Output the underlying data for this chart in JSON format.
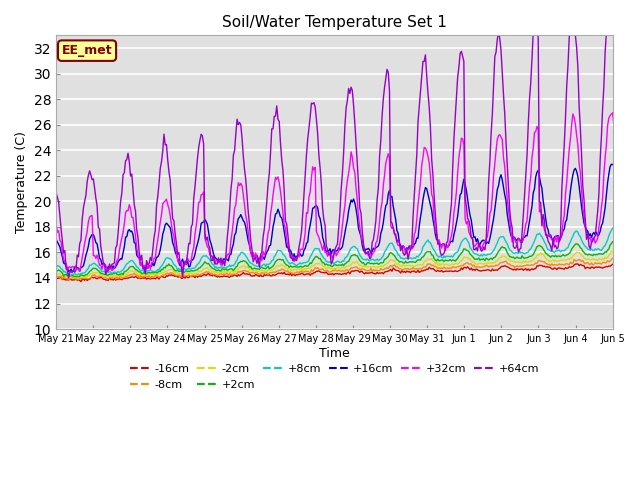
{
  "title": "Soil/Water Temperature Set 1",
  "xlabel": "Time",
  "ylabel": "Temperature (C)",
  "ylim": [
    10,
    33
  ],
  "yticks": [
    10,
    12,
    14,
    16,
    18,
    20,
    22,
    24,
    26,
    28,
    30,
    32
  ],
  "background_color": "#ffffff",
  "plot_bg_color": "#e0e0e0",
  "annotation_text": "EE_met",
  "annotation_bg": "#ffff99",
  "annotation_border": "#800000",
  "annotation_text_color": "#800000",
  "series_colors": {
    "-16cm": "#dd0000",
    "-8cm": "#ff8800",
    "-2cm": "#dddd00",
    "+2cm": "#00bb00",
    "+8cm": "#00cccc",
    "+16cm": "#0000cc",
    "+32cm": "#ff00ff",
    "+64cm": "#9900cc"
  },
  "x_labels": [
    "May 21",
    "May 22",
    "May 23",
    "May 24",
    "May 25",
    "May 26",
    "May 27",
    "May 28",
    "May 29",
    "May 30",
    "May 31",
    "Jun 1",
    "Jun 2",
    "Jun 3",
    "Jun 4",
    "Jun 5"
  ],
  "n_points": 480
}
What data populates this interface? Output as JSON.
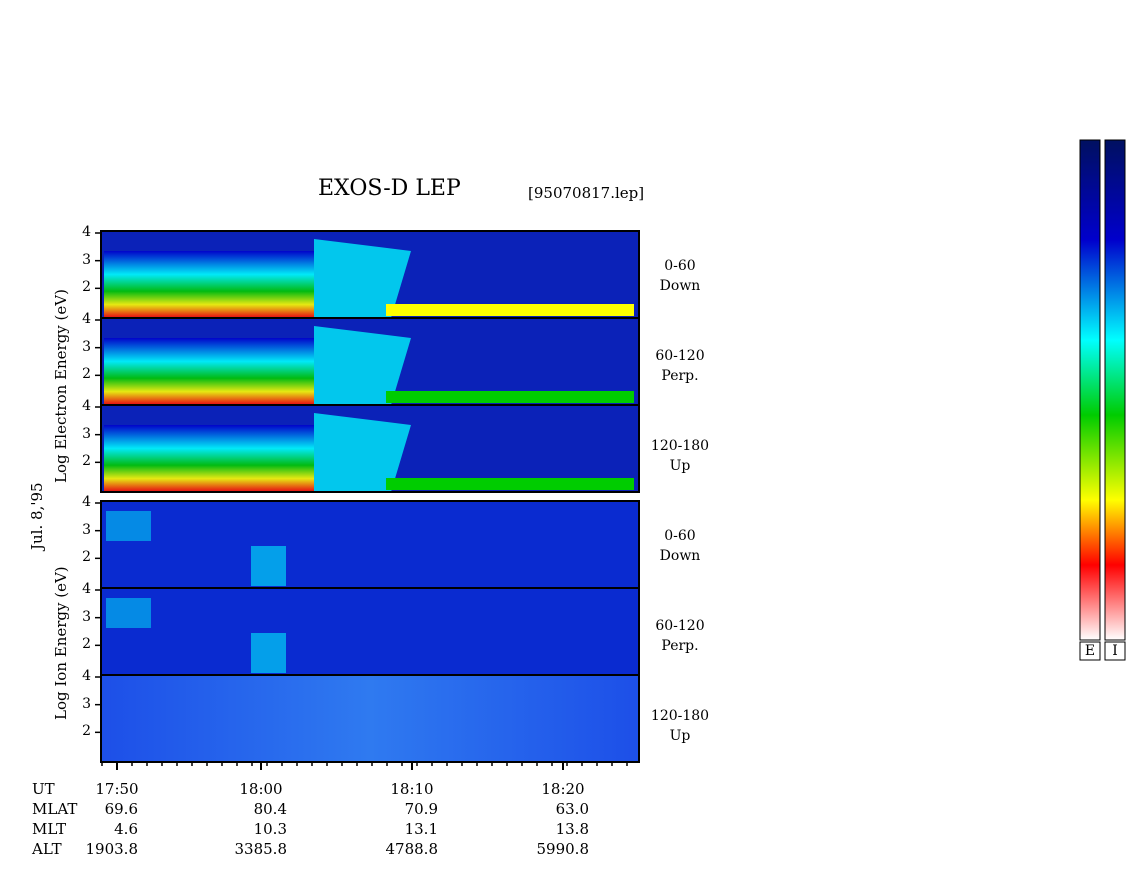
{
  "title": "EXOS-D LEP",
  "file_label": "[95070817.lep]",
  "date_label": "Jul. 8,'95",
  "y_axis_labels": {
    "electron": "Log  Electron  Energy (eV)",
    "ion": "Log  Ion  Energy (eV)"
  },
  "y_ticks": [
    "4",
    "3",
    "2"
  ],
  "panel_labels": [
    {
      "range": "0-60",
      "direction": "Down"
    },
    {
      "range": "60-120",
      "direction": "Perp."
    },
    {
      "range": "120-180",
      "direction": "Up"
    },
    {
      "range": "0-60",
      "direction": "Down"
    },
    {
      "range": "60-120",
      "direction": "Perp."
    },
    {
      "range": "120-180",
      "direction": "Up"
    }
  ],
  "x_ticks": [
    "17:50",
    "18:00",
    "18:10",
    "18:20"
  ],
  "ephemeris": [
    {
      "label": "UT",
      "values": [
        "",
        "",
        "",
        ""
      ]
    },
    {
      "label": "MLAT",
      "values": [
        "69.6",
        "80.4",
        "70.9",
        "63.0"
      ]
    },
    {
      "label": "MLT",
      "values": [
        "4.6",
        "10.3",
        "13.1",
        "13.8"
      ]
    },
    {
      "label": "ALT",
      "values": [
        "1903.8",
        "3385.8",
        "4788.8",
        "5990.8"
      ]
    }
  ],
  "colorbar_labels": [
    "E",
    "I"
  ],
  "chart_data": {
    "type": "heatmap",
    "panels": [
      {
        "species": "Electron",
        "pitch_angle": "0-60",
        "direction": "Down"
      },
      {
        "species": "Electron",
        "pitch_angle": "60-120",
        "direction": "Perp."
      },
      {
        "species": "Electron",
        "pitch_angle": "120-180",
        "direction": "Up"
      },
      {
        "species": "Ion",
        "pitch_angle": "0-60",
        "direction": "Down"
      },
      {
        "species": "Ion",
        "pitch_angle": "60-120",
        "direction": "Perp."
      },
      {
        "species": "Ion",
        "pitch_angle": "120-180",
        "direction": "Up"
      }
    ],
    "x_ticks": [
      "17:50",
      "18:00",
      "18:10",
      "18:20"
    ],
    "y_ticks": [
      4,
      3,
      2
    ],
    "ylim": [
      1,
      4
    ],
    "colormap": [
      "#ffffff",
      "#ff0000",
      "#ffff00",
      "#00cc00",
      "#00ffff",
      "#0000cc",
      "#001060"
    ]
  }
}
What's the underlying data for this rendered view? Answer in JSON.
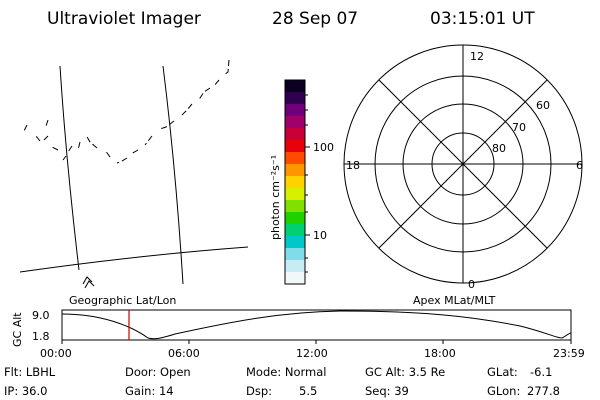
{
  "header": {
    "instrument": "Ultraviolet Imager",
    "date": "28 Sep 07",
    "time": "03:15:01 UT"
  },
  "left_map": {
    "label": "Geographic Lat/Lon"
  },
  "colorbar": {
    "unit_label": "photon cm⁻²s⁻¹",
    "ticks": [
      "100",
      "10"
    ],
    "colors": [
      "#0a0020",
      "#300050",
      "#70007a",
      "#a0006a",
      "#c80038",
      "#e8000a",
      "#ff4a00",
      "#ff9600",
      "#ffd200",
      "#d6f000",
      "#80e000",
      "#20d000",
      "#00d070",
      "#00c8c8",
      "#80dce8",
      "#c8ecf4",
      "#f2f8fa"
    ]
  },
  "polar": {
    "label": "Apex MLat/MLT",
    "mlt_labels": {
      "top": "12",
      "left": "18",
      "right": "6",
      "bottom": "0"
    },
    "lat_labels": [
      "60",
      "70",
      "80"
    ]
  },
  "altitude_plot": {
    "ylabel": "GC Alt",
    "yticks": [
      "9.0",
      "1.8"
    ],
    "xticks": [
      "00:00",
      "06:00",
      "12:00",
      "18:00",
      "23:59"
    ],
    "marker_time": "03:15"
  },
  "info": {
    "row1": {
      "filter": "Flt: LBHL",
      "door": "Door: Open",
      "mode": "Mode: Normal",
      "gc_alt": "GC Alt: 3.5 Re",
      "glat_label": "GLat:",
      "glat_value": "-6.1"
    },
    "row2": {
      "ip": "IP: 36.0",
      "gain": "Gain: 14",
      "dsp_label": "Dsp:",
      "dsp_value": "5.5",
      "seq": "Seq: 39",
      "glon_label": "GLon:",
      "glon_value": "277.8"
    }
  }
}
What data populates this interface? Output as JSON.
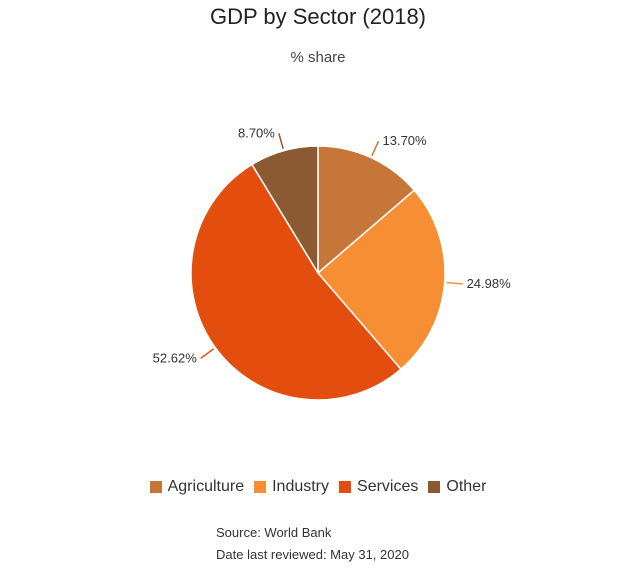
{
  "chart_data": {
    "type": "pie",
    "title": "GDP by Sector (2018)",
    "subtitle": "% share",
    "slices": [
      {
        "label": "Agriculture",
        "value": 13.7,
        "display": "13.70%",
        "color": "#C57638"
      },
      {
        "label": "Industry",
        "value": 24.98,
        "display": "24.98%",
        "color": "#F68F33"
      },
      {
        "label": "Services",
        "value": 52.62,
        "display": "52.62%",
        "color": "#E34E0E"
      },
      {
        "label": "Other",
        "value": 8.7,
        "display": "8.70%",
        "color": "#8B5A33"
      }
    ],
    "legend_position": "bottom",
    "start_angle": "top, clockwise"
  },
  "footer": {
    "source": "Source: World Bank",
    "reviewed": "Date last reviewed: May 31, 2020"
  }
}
***
# Directive
Track down all lines above with the string "Energy" and copy them.

# Written answer
    "electron": "Log  Electron  Energy (eV)",
    "ion": "Log  Ion  Energy (eV)"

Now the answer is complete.